## WRITTEN INSTRUCTION
Give all of the lines again, with nothing added or dropped.

## EXTRACTED ENTRIES
-- START --

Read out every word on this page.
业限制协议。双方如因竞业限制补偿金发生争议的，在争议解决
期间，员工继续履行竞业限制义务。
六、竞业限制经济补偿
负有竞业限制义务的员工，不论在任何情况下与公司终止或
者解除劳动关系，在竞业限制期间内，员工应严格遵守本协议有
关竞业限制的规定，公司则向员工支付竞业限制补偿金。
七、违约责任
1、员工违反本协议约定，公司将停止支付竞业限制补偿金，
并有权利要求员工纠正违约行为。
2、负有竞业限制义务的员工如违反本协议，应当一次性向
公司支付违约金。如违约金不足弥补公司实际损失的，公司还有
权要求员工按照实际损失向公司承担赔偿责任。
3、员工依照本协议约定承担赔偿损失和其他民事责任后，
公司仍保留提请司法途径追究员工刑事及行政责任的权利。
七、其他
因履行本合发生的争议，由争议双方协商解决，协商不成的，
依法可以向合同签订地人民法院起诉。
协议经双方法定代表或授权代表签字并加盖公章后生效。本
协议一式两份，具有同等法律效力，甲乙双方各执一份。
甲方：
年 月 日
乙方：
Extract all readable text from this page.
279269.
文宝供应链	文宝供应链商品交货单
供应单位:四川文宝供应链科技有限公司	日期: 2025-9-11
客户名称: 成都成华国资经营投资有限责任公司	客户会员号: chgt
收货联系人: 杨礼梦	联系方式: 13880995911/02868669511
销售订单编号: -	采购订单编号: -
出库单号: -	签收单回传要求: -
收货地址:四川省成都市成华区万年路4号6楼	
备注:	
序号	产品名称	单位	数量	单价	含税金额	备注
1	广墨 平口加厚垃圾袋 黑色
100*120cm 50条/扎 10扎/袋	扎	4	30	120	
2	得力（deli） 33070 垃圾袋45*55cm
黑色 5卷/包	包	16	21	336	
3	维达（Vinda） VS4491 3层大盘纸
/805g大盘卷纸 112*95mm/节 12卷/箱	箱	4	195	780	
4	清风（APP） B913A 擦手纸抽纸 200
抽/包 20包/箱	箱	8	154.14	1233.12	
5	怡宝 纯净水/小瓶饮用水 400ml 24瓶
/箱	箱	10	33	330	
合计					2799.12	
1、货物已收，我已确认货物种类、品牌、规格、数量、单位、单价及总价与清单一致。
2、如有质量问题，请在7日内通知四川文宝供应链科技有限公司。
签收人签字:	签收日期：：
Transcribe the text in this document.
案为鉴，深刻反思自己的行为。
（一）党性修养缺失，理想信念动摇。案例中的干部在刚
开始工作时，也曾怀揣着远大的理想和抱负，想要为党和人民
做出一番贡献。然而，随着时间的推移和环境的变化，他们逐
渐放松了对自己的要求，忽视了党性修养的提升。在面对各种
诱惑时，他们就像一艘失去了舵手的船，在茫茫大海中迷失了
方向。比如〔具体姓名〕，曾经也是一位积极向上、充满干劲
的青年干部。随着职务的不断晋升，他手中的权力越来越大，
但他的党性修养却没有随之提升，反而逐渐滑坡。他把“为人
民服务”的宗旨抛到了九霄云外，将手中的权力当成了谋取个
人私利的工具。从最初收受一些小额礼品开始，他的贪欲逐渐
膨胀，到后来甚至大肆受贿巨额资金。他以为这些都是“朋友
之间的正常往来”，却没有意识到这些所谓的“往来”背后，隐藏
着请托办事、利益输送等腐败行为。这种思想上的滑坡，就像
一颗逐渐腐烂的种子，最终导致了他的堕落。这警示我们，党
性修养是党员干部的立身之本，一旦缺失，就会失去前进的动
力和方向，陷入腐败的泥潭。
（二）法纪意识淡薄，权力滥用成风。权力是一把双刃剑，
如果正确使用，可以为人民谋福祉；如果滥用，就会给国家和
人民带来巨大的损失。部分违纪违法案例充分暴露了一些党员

-- END --

## EXERCISE RESULT
Read out every word on this page.
业限制协议。双方如因竞业限制补偿金发生争议的，在争议解决
期间，员工继续履行竞业限制义务。
六、竞业限制经济补偿
负有竞业限制义务的员工，不论在任何情况下与公司终止或
者解除劳动关系，在竞业限制期间内，员工应严格遵守本协议有
关竞业限制的规定，公司则向员工支付竞业限制补偿金。
七、违约责任
1、员工违反本协议约定，公司将停止支付竞业限制补偿金，
并有权利要求员工纠正违约行为。
2、负有竞业限制义务的员工如违反本协议，应当一次性向
公司支付违约金。如违约金不足弥补公司实际损失的，公司还有
权要求员工按照实际损失向公司承担赔偿责任。
3、员工依照本协议约定承担赔偿损失和其他民事责任后，
公司仍保留提请司法途径追究员工刑事及行政责任的权利。
七、其他
因履行本合发生的争议，由争议双方协商解决，协商不成的，
依法可以向合同签订地人民法院起诉。
协议经双方法定代表或授权代表签字并加盖公章后生效。本
协议一式两份，具有同等法律效力，甲乙双方各执一份。
甲方：
年 月 日
乙方：
Extract all readable text from this page.
279269.
文宝供应链	文宝供应链商品交货单
供应单位:四川文宝供应链科技有限公司	日期: 2025-9-11
客户名称: 成都成华国资经营投资有限责任公司	客户会员号: chgt
收货联系人: 杨礼梦	联系方式: 13880995911/02868669511
销售订单编号: -	采购订单编号: -
出库单号: -	签收单回传要求: -
收货地址:四川省成都市成华区万年路4号6楼	
备注:	
序号	产品名称	单位	数量	单价	含税金额	备注
1	广墨 平口加厚垃圾袋 黑色
100*120cm 50条/扎 10扎/袋	扎	4	30	120	
2	得力（deli） 33070 垃圾袋45*55cm
黑色 5卷/包	包	16	21	336	
3	维达（Vinda） VS4491 3层大盘纸
/805g大盘卷纸 112*95mm/节 12卷/箱	箱	4	195	780	
4	清风（APP） B913A 擦手纸抽纸 200
抽/包 20包/箱	箱	8	154.14	1233.12	
5	怡宝 纯净水/小瓶饮用水 400ml 24瓶
/箱	箱	10	33	330	
合计					2799.12	
1、货物已收，我已确认货物种类、品牌、规格、数量、单位、单价及总价与清单一致。
2、如有质量问题，请在7日内通知四川文宝供应链科技有限公司。
签收人签字:	签收日期：：
Transcribe the text in this document.
案为鉴，深刻反思自己的行为。
（一）党性修养缺失，理想信念动摇。案例中的干部在刚
开始工作时，也曾怀揣着远大的理想和抱负，想要为党和人民
做出一番贡献。然而，随着时间的推移和环境的变化，他们逐
渐放松了对自己的要求，忽视了党性修养的提升。在面对各种
诱惑时，他们就像一艘失去了舵手的船，在茫茫大海中迷失了
方向。比如〔具体姓名〕，曾经也是一位积极向上、充满干劲
的青年干部。随着职务的不断晋升，他手中的权力越来越大，
但他的党性修养却没有随之提升，反而逐渐滑坡。他把“为人
民服务”的宗旨抛到了九霄云外，将手中的权力当成了谋取个
人私利的工具。从最初收受一些小额礼品开始，他的贪欲逐渐
膨胀，到后来甚至大肆受贿巨额资金。他以为这些都是“朋友
之间的正常往来”，却没有意识到这些所谓的“往来”背后，隐藏
着请托办事、利益输送等腐败行为。这种思想上的滑坡，就像
一颗逐渐腐烂的种子，最终导致了他的堕落。这警示我们，党
性修养是党员干部的立身之本，一旦缺失，就会失去前进的动
力和方向，陷入腐败的泥潭。
（二）法纪意识淡薄，权力滥用成风。权力是一把双刃剑，
如果正确使用，可以为人民谋福祉；如果滥用，就会给国家和
人民带来巨大的损失。部分违纪违法案例充分暴露了一些党员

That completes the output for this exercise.